[Saved entries]
•••••
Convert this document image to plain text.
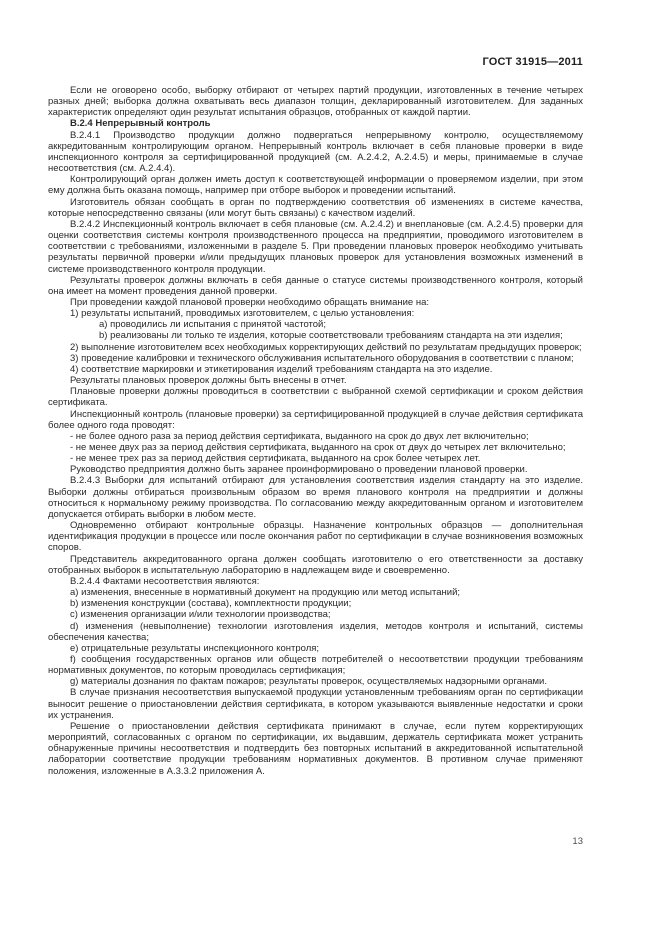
ГОСТ 31915—2011

Если не оговорено особо, выборку отбирают от четырех партий продукции, изготовленных в течение четырех разных дней; выборка должна охватывать весь диапазон толщин, декларированный изготовителем. Для заданных характеристик определяют один результат испытания образцов, отобранных от каждой партии.

В.2.4 Непрерывный контроль

В.2.4.1 Производство продукции должно подвергаться непрерывному контролю, осуществляемому аккредитованным контролирующим органом. Непрерывный контроль включает в себя плановые проверки в виде инспекционного контроля за сертифицированной продукцией (см. А.2.4.2, А.2.4.5) и меры, принимаемые в случае несоответствия (см. А.2.4.4).

Контролирующий орган должен иметь доступ к соответствующей информации о проверяемом изделии, при этом ему должна быть оказана помощь, например при отборе выборок и проведении испытаний.

Изготовитель обязан сообщать в орган по подтверждению соответствия об изменениях в системе качества, которые непосредственно связаны (или могут быть связаны) с качеством изделий.

В.2.4.2 Инспекционный контроль включает в себя плановые (см. А.2.4.2) и внеплановые (см. А.2.4.5) проверки для оценки соответствия системы контроля производственного процесса на предприятии, проводимого изготовителем в соответствии с требованиями, изложенными в разделе 5. При проведении плановых проверок необходимо учитывать результаты первичной проверки и/или предыдущих плановых проверок для установления возможных изменений в системе производственного контроля продукции.

Результаты проверок должны включать в себя данные о статусе системы производственного контроля, который она имеет на момент проведения данной проверки.

При проведении каждой плановой проверки необходимо обращать внимание на:

1) результаты испытаний, проводимых изготовителем, с целью установления:

a) проводились ли испытания с принятой частотой;

b) реализованы ли только те изделия, которые соответствовали требованиям стандарта на эти изделия;

2) выполнение изготовителем всех необходимых корректирующих действий по результатам предыдущих проверок;

3) проведение калибровки и технического обслуживания испытательного оборудования в соответствии с планом;

4) соответствие маркировки и этикетирования изделий требованиям стандарта на это изделие.

Результаты плановых проверок должны быть внесены в отчет.

Плановые проверки должны проводиться в соответствии с выбранной схемой сертификации и сроком действия сертификата.

Инспекционный контроль (плановые проверки) за сертифицированной продукцией в случае действия сертификата более одного года проводят:

- не более одного раза за период действия сертификата, выданного на срок до двух лет включительно;

- не менее двух раз за период действия сертификата, выданного на срок от двух до четырех лет включительно;

- не менее трех раз за период действия сертификата, выданного на срок более четырех лет.

Руководство предприятия должно быть заранее проинформировано о проведении плановой проверки.

В.2.4.3 Выборки для испытаний отбирают для установления соответствия изделия стандарту на это изделие. Выборки должны отбираться произвольным образом во время планового контроля на предприятии и должны относиться к нормальному режиму производства. По согласованию между аккредитованным органом и изготовителем допускается отбирать выборки в любом месте.

Одновременно отбирают контрольные образцы. Назначение контрольных образцов — дополнительная идентификация продукции в процессе или после окончания работ по сертификации в случае возникновения возможных споров.

Представитель аккредитованного органа должен сообщать изготовителю о его ответственности за доставку отобранных выборок в испытательную лабораторию в надлежащем виде и своевременно.

В.2.4.4 Фактами несоответствия являются:

a) изменения, внесенные в нормативный документ на продукцию или метод испытаний;

b) изменения конструкции (состава), комплектности продукции;

c) изменения организации и/или технологии производства;

d) изменения (невыполнение) технологии изготовления изделия, методов контроля и испытаний, системы обеспечения качества;

e) отрицательные результаты инспекционного контроля;

f) сообщения государственных органов или обществ потребителей о несоответствии продукции требованиям нормативных документов, по которым проводилась сертификация;

g) материалы дознания по фактам пожаров; результаты проверок, осуществляемых надзорными органами.

В случае признания несоответствия выпускаемой продукции установленным требованиям орган по сертификации выносит решение о приостановлении действия сертификата, в котором указываются выявленные недостатки и сроки их устранения.

Решение о приостановлении действия сертификата принимают в случае, если путем корректирующих мероприятий, согласованных с органом по сертификации, их выдавшим, держатель сертификата может устранить обнаруженные причины несоответствия и подтвердить без повторных испытаний в аккредитованной испытательной лаборатории соответствие продукции требованиям нормативных документов. В противном случае применяют положения, изложенные в А.3.3.2 приложения А.

13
•••••
Repeat the entries exactly and keep the pictures out of the copy.

Convert this document image to plain text.
ГОСТ 31915—2011

Если не оговорено особо, выборку отбирают от четырех партий продукции, изготовленных в течение четырех разных дней; выборка должна охватывать весь диапазон толщин, декларированный изготовителем. Для заданных характеристик определяют один результат испытания образцов, отобранных от каждой партии.

В.2.4 Непрерывный контроль

В.2.4.1 Производство продукции должно подвергаться непрерывному контролю, осуществляемому аккредитованным контролирующим органом. Непрерывный контроль включает в себя плановые проверки в виде инспекционного контроля за сертифицированной продукцией (см. А.2.4.2, А.2.4.5) и меры, принимаемые в случае несоответствия (см. А.2.4.4).

Контролирующий орган должен иметь доступ к соответствующей информации о проверяемом изделии, при этом ему должна быть оказана помощь, например при отборе выборок и проведении испытаний.

Изготовитель обязан сообщать в орган по подтверждению соответствия об изменениях в системе качества, которые непосредственно связаны (или могут быть связаны) с качеством изделий.

В.2.4.2 Инспекционный контроль включает в себя плановые (см. А.2.4.2) и внеплановые (см. А.2.4.5) проверки для оценки соответствия системы контроля производственного процесса на предприятии, проводимого изготовителем в соответствии с требованиями, изложенными в разделе 5. При проведении плановых проверок необходимо учитывать результаты первичной проверки и/или предыдущих плановых проверок для установления возможных изменений в системе производственного контроля продукции.

Результаты проверок должны включать в себя данные о статусе системы производственного контроля, который она имеет на момент проведения данной проверки.

При проведении каждой плановой проверки необходимо обращать внимание на:

1) результаты испытаний, проводимых изготовителем, с целью установления:

a) проводились ли испытания с принятой частотой;

b) реализованы ли только те изделия, которые соответствовали требованиям стандарта на эти изделия;

2) выполнение изготовителем всех необходимых корректирующих действий по результатам предыдущих проверок;

3) проведение калибровки и технического обслуживания испытательного оборудования в соответствии с планом;

4) соответствие маркировки и этикетирования изделий требованиям стандарта на это изделие.

Результаты плановых проверок должны быть внесены в отчет.

Плановые проверки должны проводиться в соответствии с выбранной схемой сертификации и сроком действия сертификата.

Инспекционный контроль (плановые проверки) за сертифицированной продукцией в случае действия сертификата более одного года проводят:

- не более одного раза за период действия сертификата, выданного на срок до двух лет включительно;

- не менее двух раз за период действия сертификата, выданного на срок от двух до четырех лет включительно;

- не менее трех раз за период действия сертификата, выданного на срок более четырех лет.

Руководство предприятия должно быть заранее проинформировано о проведении плановой проверки.

В.2.4.3 Выборки для испытаний отбирают для установления соответствия изделия стандарту на это изделие. Выборки должны отбираться произвольным образом во время планового контроля на предприятии и должны относиться к нормальному режиму производства. По согласованию между аккредитованным органом и изготовителем допускается отбирать выборки в любом месте.

Одновременно отбирают контрольные образцы. Назначение контрольных образцов — дополнительная идентификация продукции в процессе или после окончания работ по сертификации в случае возникновения возможных споров.

Представитель аккредитованного органа должен сообщать изготовителю о его ответственности за доставку отобранных выборок в испытательную лабораторию в надлежащем виде и своевременно.

В.2.4.4 Фактами несоответствия являются:

a) изменения, внесенные в нормативный документ на продукцию или метод испытаний;

b) изменения конструкции (состава), комплектности продукции;

c) изменения организации и/или технологии производства;

d) изменения (невыполнение) технологии изготовления изделия, методов контроля и испытаний, системы обеспечения качества;

e) отрицательные результаты инспекционного контроля;

f) сообщения государственных органов или обществ потребителей о несоответствии продукции требованиям нормативных документов, по которым проводилась сертификация;

g) материалы дознания по фактам пожаров; результаты проверок, осуществляемых надзорными органами.

В случае признания несоответствия выпускаемой продукции установленным требованиям орган по сертификации выносит решение о приостановлении действия сертификата, в котором указываются выявленные недостатки и сроки их устранения.

Решение о приостановлении действия сертификата принимают в случае, если путем корректирующих мероприятий, согласованных с органом по сертификации, их выдавшим, держатель сертификата может устранить обнаруженные причины несоответствия и подтвердить без повторных испытаний в аккредитованной испытательной лаборатории соответствие продукции требованиям нормативных документов. В противном случае применяют положения, изложенные в А.3.3.2 приложения А.

13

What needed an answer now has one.